* _Objective_
Turn the lines of the material starting at the line containing "UI element localization: list" and ending at the line containing "- panel-label: (c): [1242, 564, 1330, 609]" into a numbered list. Skip blank lines, leave out the pictures, and include nothing else.

** begin Provided records **

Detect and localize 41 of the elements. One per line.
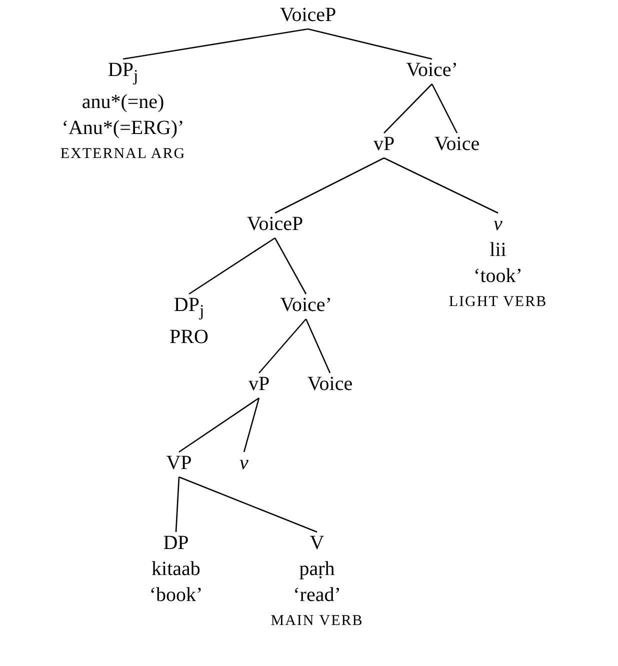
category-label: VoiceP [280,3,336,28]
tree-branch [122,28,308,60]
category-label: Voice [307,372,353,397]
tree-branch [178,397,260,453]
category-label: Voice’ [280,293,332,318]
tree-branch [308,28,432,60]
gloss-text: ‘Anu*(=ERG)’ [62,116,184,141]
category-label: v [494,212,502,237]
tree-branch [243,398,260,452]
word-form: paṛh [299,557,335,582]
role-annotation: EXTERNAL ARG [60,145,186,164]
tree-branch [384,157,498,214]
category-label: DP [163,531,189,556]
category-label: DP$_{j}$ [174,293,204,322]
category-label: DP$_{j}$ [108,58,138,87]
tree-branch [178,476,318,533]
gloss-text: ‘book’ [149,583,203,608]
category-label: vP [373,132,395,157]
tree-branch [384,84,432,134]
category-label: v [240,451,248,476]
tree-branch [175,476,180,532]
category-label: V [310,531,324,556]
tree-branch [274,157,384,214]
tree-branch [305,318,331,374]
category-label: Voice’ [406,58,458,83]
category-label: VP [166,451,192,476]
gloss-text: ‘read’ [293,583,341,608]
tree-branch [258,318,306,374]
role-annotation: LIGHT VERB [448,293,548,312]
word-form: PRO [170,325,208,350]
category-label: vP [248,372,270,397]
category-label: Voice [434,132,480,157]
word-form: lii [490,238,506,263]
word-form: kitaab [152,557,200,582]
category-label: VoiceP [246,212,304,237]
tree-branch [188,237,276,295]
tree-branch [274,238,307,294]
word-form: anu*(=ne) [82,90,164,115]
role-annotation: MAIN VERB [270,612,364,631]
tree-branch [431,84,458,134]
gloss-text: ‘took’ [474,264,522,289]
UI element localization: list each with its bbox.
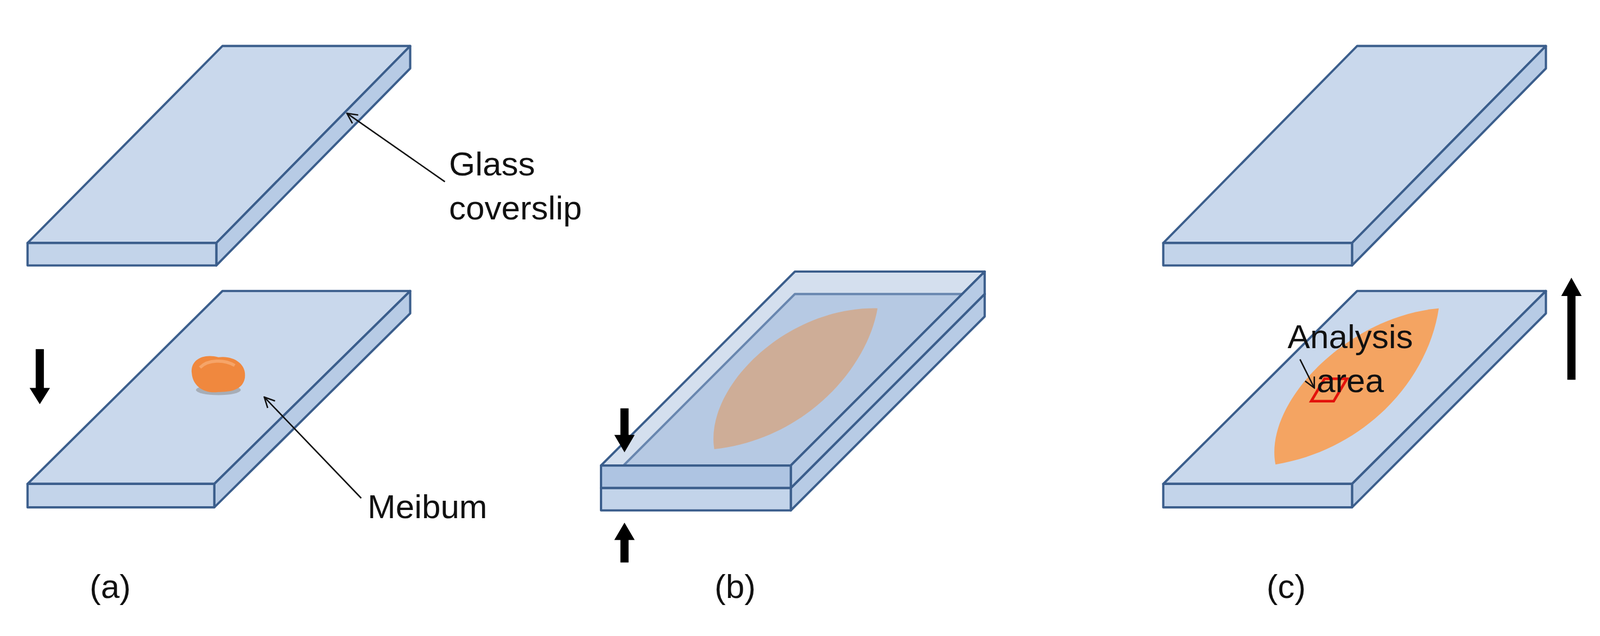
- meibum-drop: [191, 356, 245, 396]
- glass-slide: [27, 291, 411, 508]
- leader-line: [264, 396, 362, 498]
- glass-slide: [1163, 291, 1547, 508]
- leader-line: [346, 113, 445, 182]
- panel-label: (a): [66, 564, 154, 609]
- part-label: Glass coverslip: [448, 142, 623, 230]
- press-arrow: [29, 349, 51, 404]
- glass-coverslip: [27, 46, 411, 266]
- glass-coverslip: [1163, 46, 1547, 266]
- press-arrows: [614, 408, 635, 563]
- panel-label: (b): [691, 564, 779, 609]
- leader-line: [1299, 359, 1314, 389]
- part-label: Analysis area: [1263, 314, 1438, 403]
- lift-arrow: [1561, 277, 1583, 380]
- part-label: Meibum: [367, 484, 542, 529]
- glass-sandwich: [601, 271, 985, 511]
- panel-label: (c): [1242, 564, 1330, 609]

** end Provided records **
** begin Provided records **

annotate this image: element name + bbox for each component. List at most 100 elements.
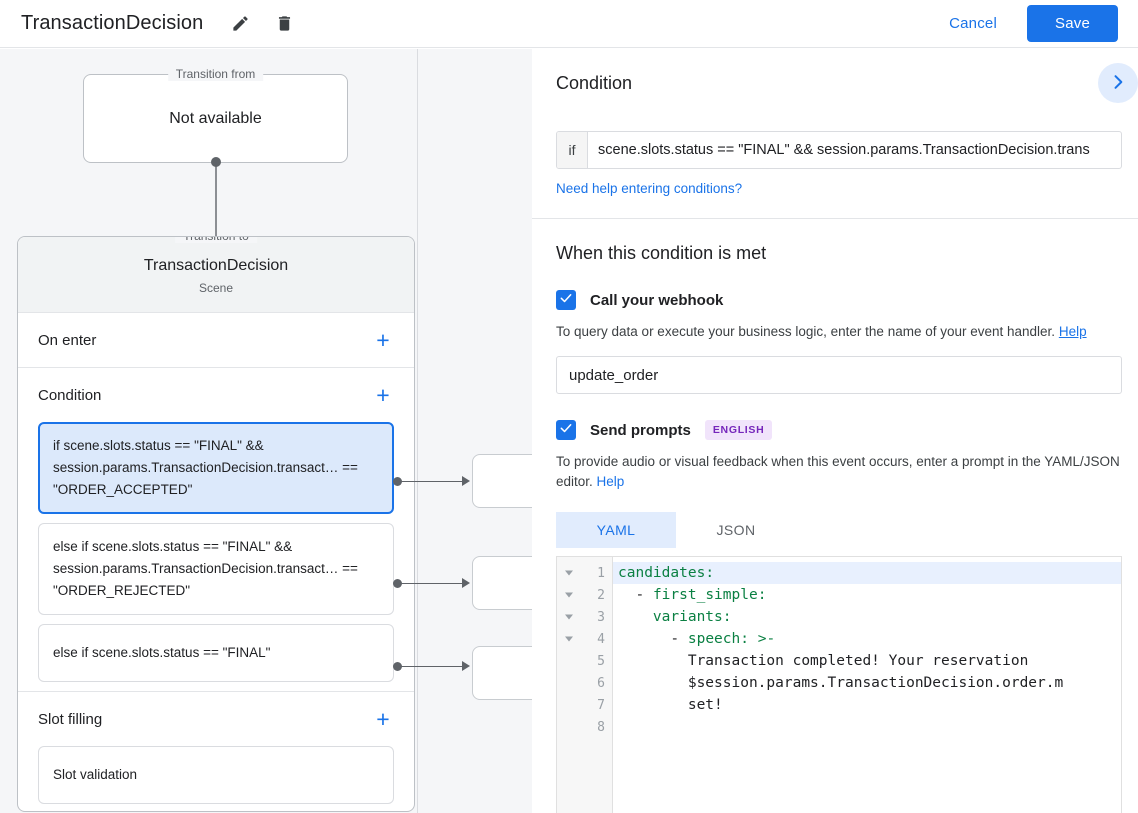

** end Provided records **
** begin Provided records **

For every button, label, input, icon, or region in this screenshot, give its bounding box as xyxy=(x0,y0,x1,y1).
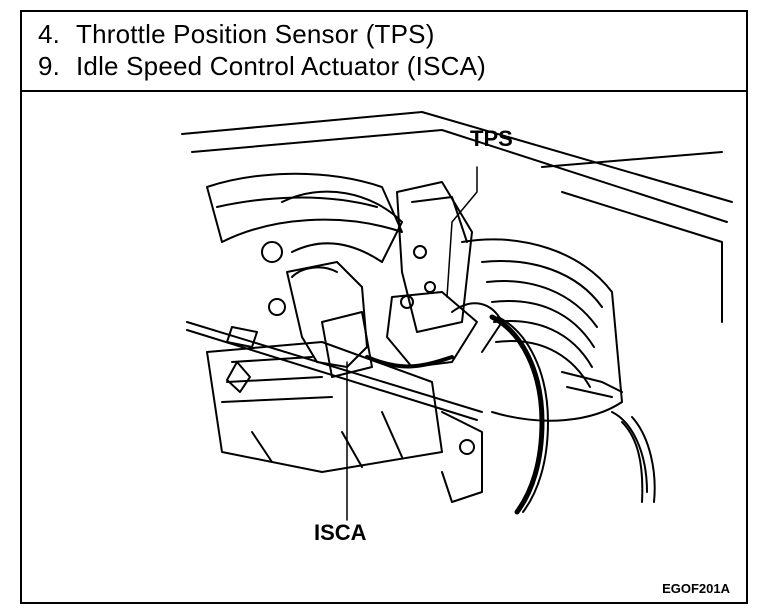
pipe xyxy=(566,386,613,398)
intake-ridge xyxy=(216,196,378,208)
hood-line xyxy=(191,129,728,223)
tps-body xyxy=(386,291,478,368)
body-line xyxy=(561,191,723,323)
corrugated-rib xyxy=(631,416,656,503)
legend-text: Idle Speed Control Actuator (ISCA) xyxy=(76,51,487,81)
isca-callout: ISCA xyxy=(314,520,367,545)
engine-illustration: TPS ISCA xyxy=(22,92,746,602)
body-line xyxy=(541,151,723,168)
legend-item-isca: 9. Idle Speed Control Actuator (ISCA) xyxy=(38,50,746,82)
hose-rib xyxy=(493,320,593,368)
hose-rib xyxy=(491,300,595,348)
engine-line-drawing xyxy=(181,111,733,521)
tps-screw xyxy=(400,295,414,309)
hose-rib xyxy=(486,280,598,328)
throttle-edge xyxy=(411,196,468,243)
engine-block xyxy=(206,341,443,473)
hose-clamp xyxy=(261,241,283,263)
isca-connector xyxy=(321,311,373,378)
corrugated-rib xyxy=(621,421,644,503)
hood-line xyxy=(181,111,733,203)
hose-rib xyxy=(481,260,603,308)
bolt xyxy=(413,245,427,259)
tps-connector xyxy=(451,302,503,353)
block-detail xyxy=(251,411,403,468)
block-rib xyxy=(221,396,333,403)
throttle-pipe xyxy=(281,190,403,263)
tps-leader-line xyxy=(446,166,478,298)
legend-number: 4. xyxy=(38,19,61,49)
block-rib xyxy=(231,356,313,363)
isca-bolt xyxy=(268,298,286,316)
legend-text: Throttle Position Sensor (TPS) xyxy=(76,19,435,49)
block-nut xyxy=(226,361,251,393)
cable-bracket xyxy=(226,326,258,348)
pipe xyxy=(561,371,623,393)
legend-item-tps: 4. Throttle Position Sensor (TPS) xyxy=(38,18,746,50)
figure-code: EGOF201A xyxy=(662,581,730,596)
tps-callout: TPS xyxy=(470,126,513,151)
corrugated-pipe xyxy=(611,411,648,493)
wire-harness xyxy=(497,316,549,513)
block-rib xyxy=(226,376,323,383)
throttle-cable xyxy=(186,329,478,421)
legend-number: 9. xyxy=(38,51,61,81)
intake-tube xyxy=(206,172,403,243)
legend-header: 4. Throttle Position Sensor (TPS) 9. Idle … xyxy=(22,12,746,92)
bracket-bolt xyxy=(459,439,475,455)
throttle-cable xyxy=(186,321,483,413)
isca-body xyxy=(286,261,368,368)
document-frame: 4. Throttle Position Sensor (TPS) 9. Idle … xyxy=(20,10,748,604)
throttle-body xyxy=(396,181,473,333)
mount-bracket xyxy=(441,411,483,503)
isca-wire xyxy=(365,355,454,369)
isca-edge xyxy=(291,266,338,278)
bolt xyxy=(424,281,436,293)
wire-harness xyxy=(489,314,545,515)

** end Provided records **

* _Response to this exercise_
1. UI element localization: list each with its bbox.
2. - meibum-drop: [191, 356, 245, 396]
3. - glass-slide: [27, 291, 411, 508]
4. - leader-line: [264, 396, 362, 498]
5. - glass-slide: [1163, 291, 1547, 508]
6. - leader-line: [346, 113, 445, 182]
7. - panel-label: (a): [66, 564, 154, 609]
8. - part-label: Glass coverslip: [448, 142, 623, 230]
9. - press-arrow: [29, 349, 51, 404]
10. - glass-coverslip: [27, 46, 411, 266]
11. - glass-coverslip: [1163, 46, 1547, 266]
12. - press-arrows: [614, 408, 635, 563]
13. - panel-label: (b): [691, 564, 779, 609]
14. - leader-line: [1299, 359, 1314, 389]
15. - part-label: Analysis area: [1263, 314, 1438, 403]
16. - lift-arrow: [1561, 277, 1583, 380]
17. - part-label: Meibum: [367, 484, 542, 529]
18. - glass-sandwich: [601, 271, 985, 511]
19. - panel-label: (c): [1242, 564, 1330, 609]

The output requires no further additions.